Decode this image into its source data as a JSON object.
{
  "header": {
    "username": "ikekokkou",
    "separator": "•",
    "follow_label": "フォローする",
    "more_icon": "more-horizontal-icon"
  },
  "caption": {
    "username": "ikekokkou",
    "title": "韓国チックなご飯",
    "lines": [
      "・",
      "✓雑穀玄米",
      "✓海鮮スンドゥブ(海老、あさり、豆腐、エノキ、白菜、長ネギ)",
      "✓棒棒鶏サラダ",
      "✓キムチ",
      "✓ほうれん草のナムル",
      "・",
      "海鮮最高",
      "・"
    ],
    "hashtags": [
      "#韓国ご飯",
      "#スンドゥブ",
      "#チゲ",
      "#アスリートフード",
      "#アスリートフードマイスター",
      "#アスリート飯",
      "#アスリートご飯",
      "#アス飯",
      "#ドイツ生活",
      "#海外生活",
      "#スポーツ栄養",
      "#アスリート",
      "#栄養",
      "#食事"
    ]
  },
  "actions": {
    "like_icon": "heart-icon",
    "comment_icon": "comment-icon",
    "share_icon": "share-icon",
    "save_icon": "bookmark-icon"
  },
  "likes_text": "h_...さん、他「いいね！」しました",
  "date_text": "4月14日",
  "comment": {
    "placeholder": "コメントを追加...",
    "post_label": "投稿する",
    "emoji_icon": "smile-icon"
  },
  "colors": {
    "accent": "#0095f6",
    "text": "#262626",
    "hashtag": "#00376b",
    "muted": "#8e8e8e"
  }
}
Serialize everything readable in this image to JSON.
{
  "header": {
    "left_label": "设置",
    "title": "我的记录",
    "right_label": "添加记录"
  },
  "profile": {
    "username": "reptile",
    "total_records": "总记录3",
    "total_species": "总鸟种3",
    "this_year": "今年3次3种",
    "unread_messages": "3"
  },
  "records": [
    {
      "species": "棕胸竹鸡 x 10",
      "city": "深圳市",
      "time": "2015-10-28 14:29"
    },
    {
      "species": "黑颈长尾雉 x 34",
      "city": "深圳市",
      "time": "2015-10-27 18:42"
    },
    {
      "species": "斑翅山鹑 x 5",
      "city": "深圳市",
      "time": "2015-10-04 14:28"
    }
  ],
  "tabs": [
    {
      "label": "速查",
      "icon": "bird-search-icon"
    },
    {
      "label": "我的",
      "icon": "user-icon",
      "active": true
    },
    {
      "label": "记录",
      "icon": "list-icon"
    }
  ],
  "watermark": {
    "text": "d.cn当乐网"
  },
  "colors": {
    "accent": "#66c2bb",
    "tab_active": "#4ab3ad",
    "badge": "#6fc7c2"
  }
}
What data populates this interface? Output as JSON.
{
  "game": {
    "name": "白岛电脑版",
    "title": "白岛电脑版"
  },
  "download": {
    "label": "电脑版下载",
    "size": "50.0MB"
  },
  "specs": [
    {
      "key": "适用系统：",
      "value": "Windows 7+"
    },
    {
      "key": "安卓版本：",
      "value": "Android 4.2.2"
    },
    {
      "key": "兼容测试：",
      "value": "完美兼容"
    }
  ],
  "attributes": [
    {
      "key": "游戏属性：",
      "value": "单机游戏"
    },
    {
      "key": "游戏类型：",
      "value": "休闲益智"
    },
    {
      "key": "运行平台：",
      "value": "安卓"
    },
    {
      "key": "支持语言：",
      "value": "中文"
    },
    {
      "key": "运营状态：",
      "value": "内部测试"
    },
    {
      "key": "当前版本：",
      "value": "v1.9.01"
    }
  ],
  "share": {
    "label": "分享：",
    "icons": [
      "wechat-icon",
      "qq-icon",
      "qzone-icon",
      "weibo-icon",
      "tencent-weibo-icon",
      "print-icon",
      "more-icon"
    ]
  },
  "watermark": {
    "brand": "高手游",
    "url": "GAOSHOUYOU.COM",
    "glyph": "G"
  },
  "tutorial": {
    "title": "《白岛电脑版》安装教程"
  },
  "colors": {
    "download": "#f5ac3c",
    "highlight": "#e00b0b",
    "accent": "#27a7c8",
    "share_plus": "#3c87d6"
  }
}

**EXERCISE:** Output the full listing exactly as it stands.

**FINISHED EXERCISE:**
Decode this image into its source data as a JSON object.
{
  "header": {
    "username": "ikekokkou",
    "separator": "•",
    "follow_label": "フォローする",
    "more_icon": "more-horizontal-icon"
  },
  "caption": {
    "username": "ikekokkou",
    "title": "韓国チックなご飯",
    "lines": [
      "・",
      "✓雑穀玄米",
      "✓海鮮スンドゥブ(海老、あさり、豆腐、エノキ、白菜、長ネギ)",
      "✓棒棒鶏サラダ",
      "✓キムチ",
      "✓ほうれん草のナムル",
      "・",
      "海鮮最高",
      "・"
    ],
    "hashtags": [
      "#韓国ご飯",
      "#スンドゥブ",
      "#チゲ",
      "#アスリートフード",
      "#アスリートフードマイスター",
      "#アスリート飯",
      "#アスリートご飯",
      "#アス飯",
      "#ドイツ生活",
      "#海外生活",
      "#スポーツ栄養",
      "#アスリート",
      "#栄養",
      "#食事"
    ]
  },
  "actions": {
    "like_icon": "heart-icon",
    "comment_icon": "comment-icon",
    "share_icon": "share-icon",
    "save_icon": "bookmark-icon"
  },
  "likes_text": "h_...さん、他「いいね！」しました",
  "date_text": "4月14日",
  "comment": {
    "placeholder": "コメントを追加...",
    "post_label": "投稿する",
    "emoji_icon": "smile-icon"
  },
  "colors": {
    "accent": "#0095f6",
    "text": "#262626",
    "hashtag": "#00376b",
    "muted": "#8e8e8e"
  }
}
Serialize everything readable in this image to JSON.
{
  "header": {
    "left_label": "设置",
    "title": "我的记录",
    "right_label": "添加记录"
  },
  "profile": {
    "username": "reptile",
    "total_records": "总记录3",
    "total_species": "总鸟种3",
    "this_year": "今年3次3种",
    "unread_messages": "3"
  },
  "records": [
    {
      "species": "棕胸竹鸡 x 10",
      "city": "深圳市",
      "time": "2015-10-28 14:29"
    },
    {
      "species": "黑颈长尾雉 x 34",
      "city": "深圳市",
      "time": "2015-10-27 18:42"
    },
    {
      "species": "斑翅山鹑 x 5",
      "city": "深圳市",
      "time": "2015-10-04 14:28"
    }
  ],
  "tabs": [
    {
      "label": "速查",
      "icon": "bird-search-icon"
    },
    {
      "label": "我的",
      "icon": "user-icon",
      "active": true
    },
    {
      "label": "记录",
      "icon": "list-icon"
    }
  ],
  "watermark": {
    "text": "d.cn当乐网"
  },
  "colors": {
    "accent": "#66c2bb",
    "tab_active": "#4ab3ad",
    "badge": "#6fc7c2"
  }
}
What data populates this interface? Output as JSON.
{
  "game": {
    "name": "白岛电脑版",
    "title": "白岛电脑版"
  },
  "download": {
    "label": "电脑版下载",
    "size": "50.0MB"
  },
  "specs": [
    {
      "key": "适用系统：",
      "value": "Windows 7+"
    },
    {
      "key": "安卓版本：",
      "value": "Android 4.2.2"
    },
    {
      "key": "兼容测试：",
      "value": "完美兼容"
    }
  ],
  "attributes": [
    {
      "key": "游戏属性：",
      "value": "单机游戏"
    },
    {
      "key": "游戏类型：",
      "value": "休闲益智"
    },
    {
      "key": "运行平台：",
      "value": "安卓"
    },
    {
      "key": "支持语言：",
      "value": "中文"
    },
    {
      "key": "运营状态：",
      "value": "内部测试"
    },
    {
      "key": "当前版本：",
      "value": "v1.9.01"
    }
  ],
  "share": {
    "label": "分享：",
    "icons": [
      "wechat-icon",
      "qq-icon",
      "qzone-icon",
      "weibo-icon",
      "tencent-weibo-icon",
      "print-icon",
      "more-icon"
    ]
  },
  "watermark": {
    "brand": "高手游",
    "url": "GAOSHOUYOU.COM",
    "glyph": "G"
  },
  "tutorial": {
    "title": "《白岛电脑版》安装教程"
  },
  "colors": {
    "download": "#f5ac3c",
    "highlight": "#e00b0b",
    "accent": "#27a7c8",
    "share_plus": "#3c87d6"
  }
}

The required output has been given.